## What you have to do
Filter these entries so that only lines with the word "peak" remain.
start
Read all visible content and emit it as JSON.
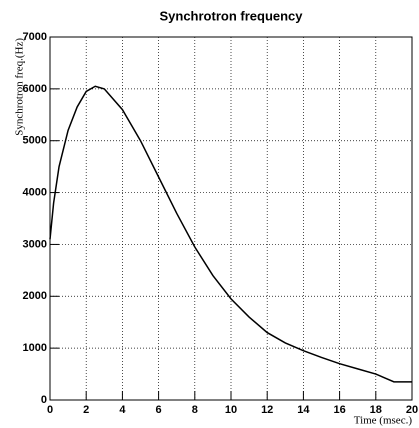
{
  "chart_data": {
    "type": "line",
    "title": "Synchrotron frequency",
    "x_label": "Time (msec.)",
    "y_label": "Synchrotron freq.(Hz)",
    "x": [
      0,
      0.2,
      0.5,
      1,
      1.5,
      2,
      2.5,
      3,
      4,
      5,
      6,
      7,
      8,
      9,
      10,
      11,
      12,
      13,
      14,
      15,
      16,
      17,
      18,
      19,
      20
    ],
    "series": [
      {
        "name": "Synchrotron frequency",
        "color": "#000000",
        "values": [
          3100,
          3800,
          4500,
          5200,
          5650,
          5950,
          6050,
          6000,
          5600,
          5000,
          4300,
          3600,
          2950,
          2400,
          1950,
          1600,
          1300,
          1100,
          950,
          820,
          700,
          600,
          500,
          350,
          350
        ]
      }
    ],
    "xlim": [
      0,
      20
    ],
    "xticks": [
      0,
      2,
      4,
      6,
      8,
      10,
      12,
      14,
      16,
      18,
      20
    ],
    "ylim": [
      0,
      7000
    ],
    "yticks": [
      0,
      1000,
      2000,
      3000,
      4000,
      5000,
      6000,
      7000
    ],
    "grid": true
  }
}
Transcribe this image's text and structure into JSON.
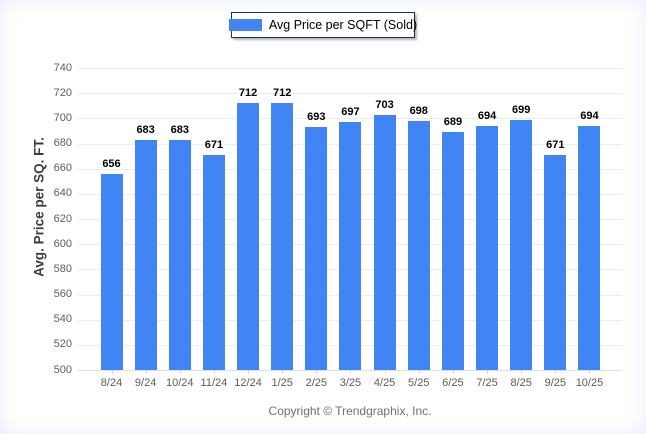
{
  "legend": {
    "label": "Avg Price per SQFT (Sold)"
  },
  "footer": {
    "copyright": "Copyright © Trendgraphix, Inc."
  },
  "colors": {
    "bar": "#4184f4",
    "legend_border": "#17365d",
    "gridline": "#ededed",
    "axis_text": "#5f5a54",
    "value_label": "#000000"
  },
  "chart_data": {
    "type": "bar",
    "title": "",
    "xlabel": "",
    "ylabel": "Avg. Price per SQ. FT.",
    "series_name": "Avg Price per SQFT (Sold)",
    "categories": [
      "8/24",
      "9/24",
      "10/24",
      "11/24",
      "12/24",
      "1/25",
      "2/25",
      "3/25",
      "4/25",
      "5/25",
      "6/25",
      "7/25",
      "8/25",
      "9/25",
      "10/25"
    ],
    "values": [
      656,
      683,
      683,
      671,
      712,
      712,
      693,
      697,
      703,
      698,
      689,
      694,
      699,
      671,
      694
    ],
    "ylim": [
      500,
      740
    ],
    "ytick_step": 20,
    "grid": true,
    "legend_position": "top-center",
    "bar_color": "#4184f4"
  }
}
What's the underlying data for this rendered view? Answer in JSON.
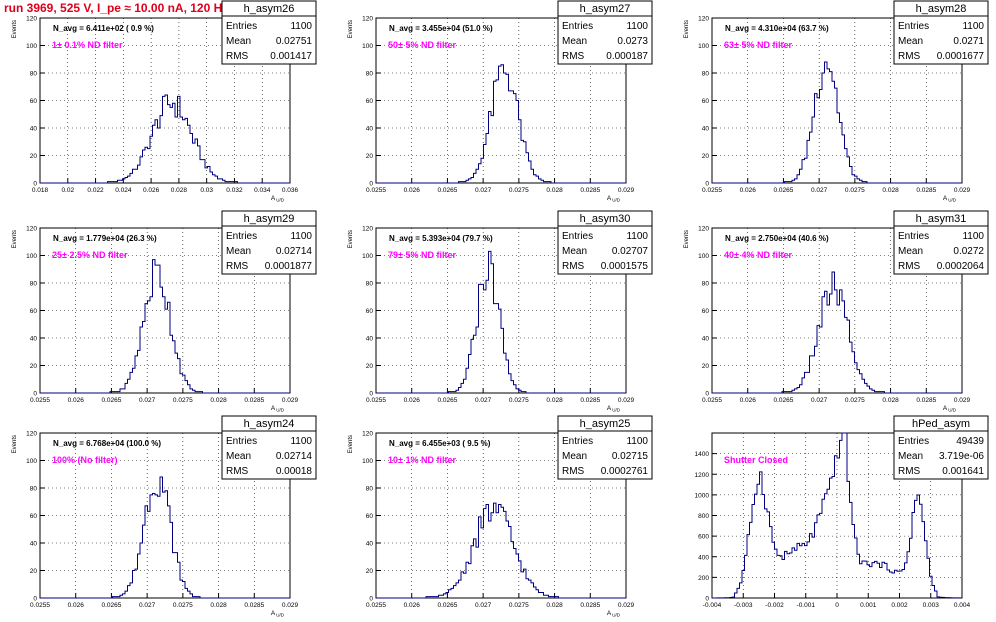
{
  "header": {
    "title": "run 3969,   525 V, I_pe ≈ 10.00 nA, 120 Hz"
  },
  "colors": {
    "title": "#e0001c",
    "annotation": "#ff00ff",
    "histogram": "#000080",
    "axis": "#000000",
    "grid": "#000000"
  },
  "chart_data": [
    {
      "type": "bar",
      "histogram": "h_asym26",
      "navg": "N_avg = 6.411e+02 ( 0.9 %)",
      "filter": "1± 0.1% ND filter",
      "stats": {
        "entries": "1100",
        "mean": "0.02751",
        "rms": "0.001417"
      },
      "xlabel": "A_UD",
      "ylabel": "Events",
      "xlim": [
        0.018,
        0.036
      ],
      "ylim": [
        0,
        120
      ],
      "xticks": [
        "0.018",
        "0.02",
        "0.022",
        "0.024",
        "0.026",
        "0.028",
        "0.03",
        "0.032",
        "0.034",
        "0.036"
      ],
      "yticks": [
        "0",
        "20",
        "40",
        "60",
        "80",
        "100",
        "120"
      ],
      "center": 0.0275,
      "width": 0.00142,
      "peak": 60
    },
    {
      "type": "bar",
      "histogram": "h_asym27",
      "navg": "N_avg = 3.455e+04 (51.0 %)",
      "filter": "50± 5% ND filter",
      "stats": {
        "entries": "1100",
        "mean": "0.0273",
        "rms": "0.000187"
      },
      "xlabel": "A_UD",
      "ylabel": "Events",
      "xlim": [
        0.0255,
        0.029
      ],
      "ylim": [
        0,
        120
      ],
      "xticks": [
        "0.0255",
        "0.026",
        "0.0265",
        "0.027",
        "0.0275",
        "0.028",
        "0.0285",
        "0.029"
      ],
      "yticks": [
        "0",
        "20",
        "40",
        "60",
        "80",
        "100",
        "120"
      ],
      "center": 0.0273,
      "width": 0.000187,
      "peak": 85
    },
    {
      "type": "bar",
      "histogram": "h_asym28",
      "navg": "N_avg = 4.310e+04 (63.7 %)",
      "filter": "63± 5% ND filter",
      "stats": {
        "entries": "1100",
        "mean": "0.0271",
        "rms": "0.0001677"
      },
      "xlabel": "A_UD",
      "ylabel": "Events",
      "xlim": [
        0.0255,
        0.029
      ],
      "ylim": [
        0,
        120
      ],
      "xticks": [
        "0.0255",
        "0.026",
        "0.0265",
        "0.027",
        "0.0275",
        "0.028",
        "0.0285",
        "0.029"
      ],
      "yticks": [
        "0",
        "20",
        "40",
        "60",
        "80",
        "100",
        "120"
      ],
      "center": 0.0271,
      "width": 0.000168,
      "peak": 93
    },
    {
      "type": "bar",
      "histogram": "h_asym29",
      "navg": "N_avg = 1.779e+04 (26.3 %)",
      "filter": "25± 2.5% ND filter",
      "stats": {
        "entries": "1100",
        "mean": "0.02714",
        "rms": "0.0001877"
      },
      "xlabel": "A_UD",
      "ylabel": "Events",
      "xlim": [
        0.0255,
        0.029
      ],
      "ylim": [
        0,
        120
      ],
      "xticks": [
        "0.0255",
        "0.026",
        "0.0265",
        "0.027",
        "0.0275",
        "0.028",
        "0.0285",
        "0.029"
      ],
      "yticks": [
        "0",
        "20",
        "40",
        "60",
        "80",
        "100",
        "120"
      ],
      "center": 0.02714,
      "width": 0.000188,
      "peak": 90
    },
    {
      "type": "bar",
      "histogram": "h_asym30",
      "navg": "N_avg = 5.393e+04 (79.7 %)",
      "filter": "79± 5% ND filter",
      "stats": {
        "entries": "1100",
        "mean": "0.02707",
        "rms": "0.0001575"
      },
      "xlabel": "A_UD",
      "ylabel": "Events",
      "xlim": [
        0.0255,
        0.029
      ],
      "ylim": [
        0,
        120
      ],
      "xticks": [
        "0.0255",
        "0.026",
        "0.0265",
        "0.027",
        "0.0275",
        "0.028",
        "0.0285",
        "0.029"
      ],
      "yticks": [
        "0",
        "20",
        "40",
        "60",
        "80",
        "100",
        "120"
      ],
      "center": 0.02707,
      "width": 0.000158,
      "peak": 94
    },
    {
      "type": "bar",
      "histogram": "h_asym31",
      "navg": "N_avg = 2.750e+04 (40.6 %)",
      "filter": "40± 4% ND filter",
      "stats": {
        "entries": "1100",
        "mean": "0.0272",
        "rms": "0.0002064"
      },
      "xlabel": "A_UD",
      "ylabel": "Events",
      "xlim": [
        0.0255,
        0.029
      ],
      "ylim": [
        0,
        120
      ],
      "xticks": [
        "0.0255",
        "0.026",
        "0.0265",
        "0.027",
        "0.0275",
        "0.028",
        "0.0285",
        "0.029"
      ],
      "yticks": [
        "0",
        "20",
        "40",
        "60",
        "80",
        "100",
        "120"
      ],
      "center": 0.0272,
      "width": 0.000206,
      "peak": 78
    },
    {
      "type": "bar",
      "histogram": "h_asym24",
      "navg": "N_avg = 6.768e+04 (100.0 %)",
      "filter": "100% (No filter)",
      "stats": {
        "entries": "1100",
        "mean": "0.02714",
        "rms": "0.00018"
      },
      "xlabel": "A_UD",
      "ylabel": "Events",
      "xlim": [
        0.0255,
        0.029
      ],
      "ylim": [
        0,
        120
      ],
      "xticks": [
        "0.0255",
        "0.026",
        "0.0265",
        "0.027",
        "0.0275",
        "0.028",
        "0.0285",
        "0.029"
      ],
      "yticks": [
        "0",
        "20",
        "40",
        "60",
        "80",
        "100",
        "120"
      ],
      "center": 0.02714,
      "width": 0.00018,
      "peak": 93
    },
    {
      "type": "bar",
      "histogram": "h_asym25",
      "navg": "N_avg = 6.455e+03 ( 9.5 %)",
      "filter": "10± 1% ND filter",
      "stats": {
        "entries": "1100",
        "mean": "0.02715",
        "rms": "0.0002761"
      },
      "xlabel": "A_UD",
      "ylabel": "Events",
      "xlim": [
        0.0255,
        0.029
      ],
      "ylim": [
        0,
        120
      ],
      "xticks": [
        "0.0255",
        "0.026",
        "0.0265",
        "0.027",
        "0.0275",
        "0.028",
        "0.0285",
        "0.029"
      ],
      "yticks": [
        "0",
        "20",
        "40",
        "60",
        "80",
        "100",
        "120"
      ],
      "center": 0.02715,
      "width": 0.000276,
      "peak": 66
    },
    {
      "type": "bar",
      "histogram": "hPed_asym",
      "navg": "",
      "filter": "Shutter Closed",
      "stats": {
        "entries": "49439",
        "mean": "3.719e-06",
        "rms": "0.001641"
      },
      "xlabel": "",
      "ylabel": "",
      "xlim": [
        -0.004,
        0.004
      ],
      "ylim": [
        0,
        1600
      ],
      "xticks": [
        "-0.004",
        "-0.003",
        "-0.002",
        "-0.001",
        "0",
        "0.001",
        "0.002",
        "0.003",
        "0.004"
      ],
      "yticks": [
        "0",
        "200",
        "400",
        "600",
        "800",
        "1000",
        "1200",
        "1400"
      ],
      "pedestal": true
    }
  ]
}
end
## Answer to this problem
      "peak": 60
      "peak": 85
      "peak": 93
      "peak": 90
      "peak": 94
      "peak": 78
      "peak": 93
      "peak": 66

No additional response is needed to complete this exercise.